Gather every line of the entries that includes the word "Temperature".

Entries with figure data:
──────────
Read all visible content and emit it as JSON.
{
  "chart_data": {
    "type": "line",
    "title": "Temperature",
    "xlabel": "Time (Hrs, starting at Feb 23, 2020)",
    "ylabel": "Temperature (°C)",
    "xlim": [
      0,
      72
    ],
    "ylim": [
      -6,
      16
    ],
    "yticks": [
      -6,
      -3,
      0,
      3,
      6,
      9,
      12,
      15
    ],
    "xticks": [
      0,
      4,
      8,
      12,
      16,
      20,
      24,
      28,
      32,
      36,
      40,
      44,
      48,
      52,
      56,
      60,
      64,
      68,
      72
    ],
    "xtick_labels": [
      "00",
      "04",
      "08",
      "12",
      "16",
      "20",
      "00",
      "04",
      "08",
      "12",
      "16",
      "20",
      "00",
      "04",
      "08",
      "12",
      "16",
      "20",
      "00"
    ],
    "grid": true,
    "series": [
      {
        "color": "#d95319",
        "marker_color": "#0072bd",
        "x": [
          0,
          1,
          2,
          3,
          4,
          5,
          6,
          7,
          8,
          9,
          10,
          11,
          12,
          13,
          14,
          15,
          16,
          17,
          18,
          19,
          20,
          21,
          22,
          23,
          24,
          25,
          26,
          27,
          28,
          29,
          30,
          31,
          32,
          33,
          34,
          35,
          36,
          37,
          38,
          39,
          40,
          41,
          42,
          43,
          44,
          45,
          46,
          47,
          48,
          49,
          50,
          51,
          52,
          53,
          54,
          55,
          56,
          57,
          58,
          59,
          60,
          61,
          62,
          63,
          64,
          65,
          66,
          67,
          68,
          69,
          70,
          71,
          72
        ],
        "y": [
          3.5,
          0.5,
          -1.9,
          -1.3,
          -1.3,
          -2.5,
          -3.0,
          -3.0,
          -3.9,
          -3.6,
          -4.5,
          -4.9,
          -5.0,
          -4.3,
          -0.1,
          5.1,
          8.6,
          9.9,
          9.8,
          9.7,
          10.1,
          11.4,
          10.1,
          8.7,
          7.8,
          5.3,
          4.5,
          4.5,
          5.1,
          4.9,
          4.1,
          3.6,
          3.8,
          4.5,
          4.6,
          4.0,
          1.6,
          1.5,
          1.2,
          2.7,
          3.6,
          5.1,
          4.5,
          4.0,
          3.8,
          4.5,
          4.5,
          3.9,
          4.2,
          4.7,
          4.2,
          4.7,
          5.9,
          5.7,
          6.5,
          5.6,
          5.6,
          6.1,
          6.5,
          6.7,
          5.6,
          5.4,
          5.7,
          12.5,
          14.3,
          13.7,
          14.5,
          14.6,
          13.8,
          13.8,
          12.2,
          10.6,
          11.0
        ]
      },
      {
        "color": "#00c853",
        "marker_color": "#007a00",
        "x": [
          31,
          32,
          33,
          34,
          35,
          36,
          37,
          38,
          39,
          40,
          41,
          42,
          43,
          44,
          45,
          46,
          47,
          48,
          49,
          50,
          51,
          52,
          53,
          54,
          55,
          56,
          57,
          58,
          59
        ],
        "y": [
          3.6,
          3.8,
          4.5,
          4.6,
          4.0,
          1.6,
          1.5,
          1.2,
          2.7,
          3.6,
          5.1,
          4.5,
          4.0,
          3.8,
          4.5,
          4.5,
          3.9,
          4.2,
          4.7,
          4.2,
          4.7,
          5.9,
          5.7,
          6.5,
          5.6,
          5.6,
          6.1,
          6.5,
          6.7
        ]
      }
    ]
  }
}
──────────
[Answer for this exercise]:
    "title": "Temperature",
    "ylabel": "Temperature (°C)",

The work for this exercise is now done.